[Stored records]
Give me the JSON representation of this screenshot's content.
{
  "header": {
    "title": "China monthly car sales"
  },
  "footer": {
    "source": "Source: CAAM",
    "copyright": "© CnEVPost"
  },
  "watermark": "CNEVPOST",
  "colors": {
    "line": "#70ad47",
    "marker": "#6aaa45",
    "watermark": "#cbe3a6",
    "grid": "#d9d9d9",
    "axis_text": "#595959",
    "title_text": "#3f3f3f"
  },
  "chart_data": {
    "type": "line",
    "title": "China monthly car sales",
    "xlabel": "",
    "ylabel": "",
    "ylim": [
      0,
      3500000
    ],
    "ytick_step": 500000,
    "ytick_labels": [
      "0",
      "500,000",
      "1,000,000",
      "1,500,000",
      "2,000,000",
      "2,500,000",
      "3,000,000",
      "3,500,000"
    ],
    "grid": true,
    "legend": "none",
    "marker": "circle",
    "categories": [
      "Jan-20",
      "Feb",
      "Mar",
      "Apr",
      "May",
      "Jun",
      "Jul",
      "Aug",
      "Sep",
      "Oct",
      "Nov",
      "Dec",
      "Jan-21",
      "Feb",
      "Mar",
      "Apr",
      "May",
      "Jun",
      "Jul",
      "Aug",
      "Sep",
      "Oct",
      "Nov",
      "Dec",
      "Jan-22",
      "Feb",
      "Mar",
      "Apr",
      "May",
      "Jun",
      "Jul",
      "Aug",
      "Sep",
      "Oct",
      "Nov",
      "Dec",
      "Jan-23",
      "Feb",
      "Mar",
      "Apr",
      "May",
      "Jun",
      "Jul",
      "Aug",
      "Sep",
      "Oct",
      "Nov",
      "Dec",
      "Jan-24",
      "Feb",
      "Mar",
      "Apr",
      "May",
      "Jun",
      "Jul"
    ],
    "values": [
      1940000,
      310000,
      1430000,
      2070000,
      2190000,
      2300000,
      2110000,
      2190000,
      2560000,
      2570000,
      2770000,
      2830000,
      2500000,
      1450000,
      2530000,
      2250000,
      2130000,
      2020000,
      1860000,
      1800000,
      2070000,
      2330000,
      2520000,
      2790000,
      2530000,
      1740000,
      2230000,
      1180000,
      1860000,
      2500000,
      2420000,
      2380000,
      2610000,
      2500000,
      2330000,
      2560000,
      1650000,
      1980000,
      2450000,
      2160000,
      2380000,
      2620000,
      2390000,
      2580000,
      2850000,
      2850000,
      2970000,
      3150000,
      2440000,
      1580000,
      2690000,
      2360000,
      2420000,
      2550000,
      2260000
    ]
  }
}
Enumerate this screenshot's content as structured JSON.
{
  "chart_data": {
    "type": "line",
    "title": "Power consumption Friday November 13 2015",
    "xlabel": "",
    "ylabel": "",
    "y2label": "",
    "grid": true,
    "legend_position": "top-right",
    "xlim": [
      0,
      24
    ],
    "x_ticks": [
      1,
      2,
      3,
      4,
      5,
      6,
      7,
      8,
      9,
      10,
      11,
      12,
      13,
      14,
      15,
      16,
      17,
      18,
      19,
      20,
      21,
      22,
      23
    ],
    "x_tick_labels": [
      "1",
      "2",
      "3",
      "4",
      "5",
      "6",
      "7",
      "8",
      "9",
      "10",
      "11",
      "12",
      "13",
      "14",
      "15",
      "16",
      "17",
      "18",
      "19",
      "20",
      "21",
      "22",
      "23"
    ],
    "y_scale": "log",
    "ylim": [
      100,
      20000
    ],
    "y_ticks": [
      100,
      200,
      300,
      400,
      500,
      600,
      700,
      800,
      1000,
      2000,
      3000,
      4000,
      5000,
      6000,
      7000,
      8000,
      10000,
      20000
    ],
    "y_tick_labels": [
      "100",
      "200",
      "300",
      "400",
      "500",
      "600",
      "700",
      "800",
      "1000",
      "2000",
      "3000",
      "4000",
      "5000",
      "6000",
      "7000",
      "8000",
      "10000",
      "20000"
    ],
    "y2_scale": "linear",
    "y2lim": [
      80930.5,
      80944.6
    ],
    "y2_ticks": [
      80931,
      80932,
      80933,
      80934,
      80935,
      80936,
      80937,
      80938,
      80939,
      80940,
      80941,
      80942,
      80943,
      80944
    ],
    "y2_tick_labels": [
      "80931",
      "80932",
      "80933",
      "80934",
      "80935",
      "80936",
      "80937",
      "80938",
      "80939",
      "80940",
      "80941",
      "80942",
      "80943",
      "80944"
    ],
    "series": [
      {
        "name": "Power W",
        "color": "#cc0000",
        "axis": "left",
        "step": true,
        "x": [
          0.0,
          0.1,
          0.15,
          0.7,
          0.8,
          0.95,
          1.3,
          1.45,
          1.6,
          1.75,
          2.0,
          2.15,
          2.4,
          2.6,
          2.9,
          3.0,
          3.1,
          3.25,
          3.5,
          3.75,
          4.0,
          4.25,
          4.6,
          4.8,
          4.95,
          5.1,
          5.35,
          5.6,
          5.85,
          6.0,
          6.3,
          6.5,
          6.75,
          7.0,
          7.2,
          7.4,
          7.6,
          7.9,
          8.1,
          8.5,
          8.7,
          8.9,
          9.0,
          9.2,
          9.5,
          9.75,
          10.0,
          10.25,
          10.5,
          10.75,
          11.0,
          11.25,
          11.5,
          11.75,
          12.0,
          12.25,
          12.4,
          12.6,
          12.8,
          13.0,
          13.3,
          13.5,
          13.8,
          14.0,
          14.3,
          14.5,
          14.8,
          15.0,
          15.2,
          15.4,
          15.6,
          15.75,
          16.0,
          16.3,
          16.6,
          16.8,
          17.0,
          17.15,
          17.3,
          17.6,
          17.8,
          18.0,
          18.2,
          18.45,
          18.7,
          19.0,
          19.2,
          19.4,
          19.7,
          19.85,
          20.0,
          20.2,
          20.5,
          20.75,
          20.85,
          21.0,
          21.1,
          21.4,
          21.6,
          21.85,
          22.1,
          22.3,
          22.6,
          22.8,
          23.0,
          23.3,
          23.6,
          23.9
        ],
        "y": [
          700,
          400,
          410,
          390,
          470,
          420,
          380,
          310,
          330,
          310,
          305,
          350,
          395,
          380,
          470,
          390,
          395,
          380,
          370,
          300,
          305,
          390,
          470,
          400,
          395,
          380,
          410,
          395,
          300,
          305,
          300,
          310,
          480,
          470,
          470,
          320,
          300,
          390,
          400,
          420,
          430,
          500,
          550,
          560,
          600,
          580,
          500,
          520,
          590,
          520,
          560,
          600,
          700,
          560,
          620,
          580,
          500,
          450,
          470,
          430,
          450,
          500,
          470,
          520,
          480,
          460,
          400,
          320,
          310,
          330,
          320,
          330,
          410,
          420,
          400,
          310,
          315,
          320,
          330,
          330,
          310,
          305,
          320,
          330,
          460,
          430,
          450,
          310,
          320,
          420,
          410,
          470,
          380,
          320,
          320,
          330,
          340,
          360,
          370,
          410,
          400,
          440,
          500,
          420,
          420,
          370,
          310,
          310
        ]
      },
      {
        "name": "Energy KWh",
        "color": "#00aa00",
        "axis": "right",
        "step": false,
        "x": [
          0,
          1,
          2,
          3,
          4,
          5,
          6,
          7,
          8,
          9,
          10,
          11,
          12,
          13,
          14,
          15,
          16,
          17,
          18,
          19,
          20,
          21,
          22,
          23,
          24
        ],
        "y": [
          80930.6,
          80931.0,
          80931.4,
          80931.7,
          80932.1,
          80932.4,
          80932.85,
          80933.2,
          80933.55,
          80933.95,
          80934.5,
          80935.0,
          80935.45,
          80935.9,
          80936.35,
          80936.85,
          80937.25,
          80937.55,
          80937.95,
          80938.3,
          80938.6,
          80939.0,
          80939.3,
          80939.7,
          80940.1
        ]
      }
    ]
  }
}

Do this ::
Each line above is to be repeated exactly.

Answer to the exercise ::
Give me the JSON representation of this screenshot's content.
{
  "header": {
    "title": "China monthly car sales"
  },
  "footer": {
    "source": "Source: CAAM",
    "copyright": "© CnEVPost"
  },
  "watermark": "CNEVPOST",
  "colors": {
    "line": "#70ad47",
    "marker": "#6aaa45",
    "watermark": "#cbe3a6",
    "grid": "#d9d9d9",
    "axis_text": "#595959",
    "title_text": "#3f3f3f"
  },
  "chart_data": {
    "type": "line",
    "title": "China monthly car sales",
    "xlabel": "",
    "ylabel": "",
    "ylim": [
      0,
      3500000
    ],
    "ytick_step": 500000,
    "ytick_labels": [
      "0",
      "500,000",
      "1,000,000",
      "1,500,000",
      "2,000,000",
      "2,500,000",
      "3,000,000",
      "3,500,000"
    ],
    "grid": true,
    "legend": "none",
    "marker": "circle",
    "categories": [
      "Jan-20",
      "Feb",
      "Mar",
      "Apr",
      "May",
      "Jun",
      "Jul",
      "Aug",
      "Sep",
      "Oct",
      "Nov",
      "Dec",
      "Jan-21",
      "Feb",
      "Mar",
      "Apr",
      "May",
      "Jun",
      "Jul",
      "Aug",
      "Sep",
      "Oct",
      "Nov",
      "Dec",
      "Jan-22",
      "Feb",
      "Mar",
      "Apr",
      "May",
      "Jun",
      "Jul",
      "Aug",
      "Sep",
      "Oct",
      "Nov",
      "Dec",
      "Jan-23",
      "Feb",
      "Mar",
      "Apr",
      "May",
      "Jun",
      "Jul",
      "Aug",
      "Sep",
      "Oct",
      "Nov",
      "Dec",
      "Jan-24",
      "Feb",
      "Mar",
      "Apr",
      "May",
      "Jun",
      "Jul"
    ],
    "values": [
      1940000,
      310000,
      1430000,
      2070000,
      2190000,
      2300000,
      2110000,
      2190000,
      2560000,
      2570000,
      2770000,
      2830000,
      2500000,
      1450000,
      2530000,
      2250000,
      2130000,
      2020000,
      1860000,
      1800000,
      2070000,
      2330000,
      2520000,
      2790000,
      2530000,
      1740000,
      2230000,
      1180000,
      1860000,
      2500000,
      2420000,
      2380000,
      2610000,
      2500000,
      2330000,
      2560000,
      1650000,
      1980000,
      2450000,
      2160000,
      2380000,
      2620000,
      2390000,
      2580000,
      2850000,
      2850000,
      2970000,
      3150000,
      2440000,
      1580000,
      2690000,
      2360000,
      2420000,
      2550000,
      2260000
    ]
  }
}
Enumerate this screenshot's content as structured JSON.
{
  "chart_data": {
    "type": "line",
    "title": "Power consumption Friday November 13 2015",
    "xlabel": "",
    "ylabel": "",
    "y2label": "",
    "grid": true,
    "legend_position": "top-right",
    "xlim": [
      0,
      24
    ],
    "x_ticks": [
      1,
      2,
      3,
      4,
      5,
      6,
      7,
      8,
      9,
      10,
      11,
      12,
      13,
      14,
      15,
      16,
      17,
      18,
      19,
      20,
      21,
      22,
      23
    ],
    "x_tick_labels": [
      "1",
      "2",
      "3",
      "4",
      "5",
      "6",
      "7",
      "8",
      "9",
      "10",
      "11",
      "12",
      "13",
      "14",
      "15",
      "16",
      "17",
      "18",
      "19",
      "20",
      "21",
      "22",
      "23"
    ],
    "y_scale": "log",
    "ylim": [
      100,
      20000
    ],
    "y_ticks": [
      100,
      200,
      300,
      400,
      500,
      600,
      700,
      800,
      1000,
      2000,
      3000,
      4000,
      5000,
      6000,
      7000,
      8000,
      10000,
      20000
    ],
    "y_tick_labels": [
      "100",
      "200",
      "300",
      "400",
      "500",
      "600",
      "700",
      "800",
      "1000",
      "2000",
      "3000",
      "4000",
      "5000",
      "6000",
      "7000",
      "8000",
      "10000",
      "20000"
    ],
    "y2_scale": "linear",
    "y2lim": [
      80930.5,
      80944.6
    ],
    "y2_ticks": [
      80931,
      80932,
      80933,
      80934,
      80935,
      80936,
      80937,
      80938,
      80939,
      80940,
      80941,
      80942,
      80943,
      80944
    ],
    "y2_tick_labels": [
      "80931",
      "80932",
      "80933",
      "80934",
      "80935",
      "80936",
      "80937",
      "80938",
      "80939",
      "80940",
      "80941",
      "80942",
      "80943",
      "80944"
    ],
    "series": [
      {
        "name": "Power W",
        "color": "#cc0000",
        "axis": "left",
        "step": true,
        "x": [
          0.0,
          0.1,
          0.15,
          0.7,
          0.8,
          0.95,
          1.3,
          1.45,
          1.6,
          1.75,
          2.0,
          2.15,
          2.4,
          2.6,
          2.9,
          3.0,
          3.1,
          3.25,
          3.5,
          3.75,
          4.0,
          4.25,
          4.6,
          4.8,
          4.95,
          5.1,
          5.35,
          5.6,
          5.85,
          6.0,
          6.3,
          6.5,
          6.75,
          7.0,
          7.2,
          7.4,
          7.6,
          7.9,
          8.1,
          8.5,
          8.7,
          8.9,
          9.0,
          9.2,
          9.5,
          9.75,
          10.0,
          10.25,
          10.5,
          10.75,
          11.0,
          11.25,
          11.5,
          11.75,
          12.0,
          12.25,
          12.4,
          12.6,
          12.8,
          13.0,
          13.3,
          13.5,
          13.8,
          14.0,
          14.3,
          14.5,
          14.8,
          15.0,
          15.2,
          15.4,
          15.6,
          15.75,
          16.0,
          16.3,
          16.6,
          16.8,
          17.0,
          17.15,
          17.3,
          17.6,
          17.8,
          18.0,
          18.2,
          18.45,
          18.7,
          19.0,
          19.2,
          19.4,
          19.7,
          19.85,
          20.0,
          20.2,
          20.5,
          20.75,
          20.85,
          21.0,
          21.1,
          21.4,
          21.6,
          21.85,
          22.1,
          22.3,
          22.6,
          22.8,
          23.0,
          23.3,
          23.6,
          23.9
        ],
        "y": [
          700,
          400,
          410,
          390,
          470,
          420,
          380,
          310,
          330,
          310,
          305,
          350,
          395,
          380,
          470,
          390,
          395,
          380,
          370,
          300,
          305,
          390,
          470,
          400,
          395,
          380,
          410,
          395,
          300,
          305,
          300,
          310,
          480,
          470,
          470,
          320,
          300,
          390,
          400,
          420,
          430,
          500,
          550,
          560,
          600,
          580,
          500,
          520,
          590,
          520,
          560,
          600,
          700,
          560,
          620,
          580,
          500,
          450,
          470,
          430,
          450,
          500,
          470,
          520,
          480,
          460,
          400,
          320,
          310,
          330,
          320,
          330,
          410,
          420,
          400,
          310,
          315,
          320,
          330,
          330,
          310,
          305,
          320,
          330,
          460,
          430,
          450,
          310,
          320,
          420,
          410,
          470,
          380,
          320,
          320,
          330,
          340,
          360,
          370,
          410,
          400,
          440,
          500,
          420,
          420,
          370,
          310,
          310
        ]
      },
      {
        "name": "Energy KWh",
        "color": "#00aa00",
        "axis": "right",
        "step": false,
        "x": [
          0,
          1,
          2,
          3,
          4,
          5,
          6,
          7,
          8,
          9,
          10,
          11,
          12,
          13,
          14,
          15,
          16,
          17,
          18,
          19,
          20,
          21,
          22,
          23,
          24
        ],
        "y": [
          80930.6,
          80931.0,
          80931.4,
          80931.7,
          80932.1,
          80932.4,
          80932.85,
          80933.2,
          80933.55,
          80933.95,
          80934.5,
          80935.0,
          80935.45,
          80935.9,
          80936.35,
          80936.85,
          80937.25,
          80937.55,
          80937.95,
          80938.3,
          80938.6,
          80939.0,
          80939.3,
          80939.7,
          80940.1
        ]
      }
    ]
  }
}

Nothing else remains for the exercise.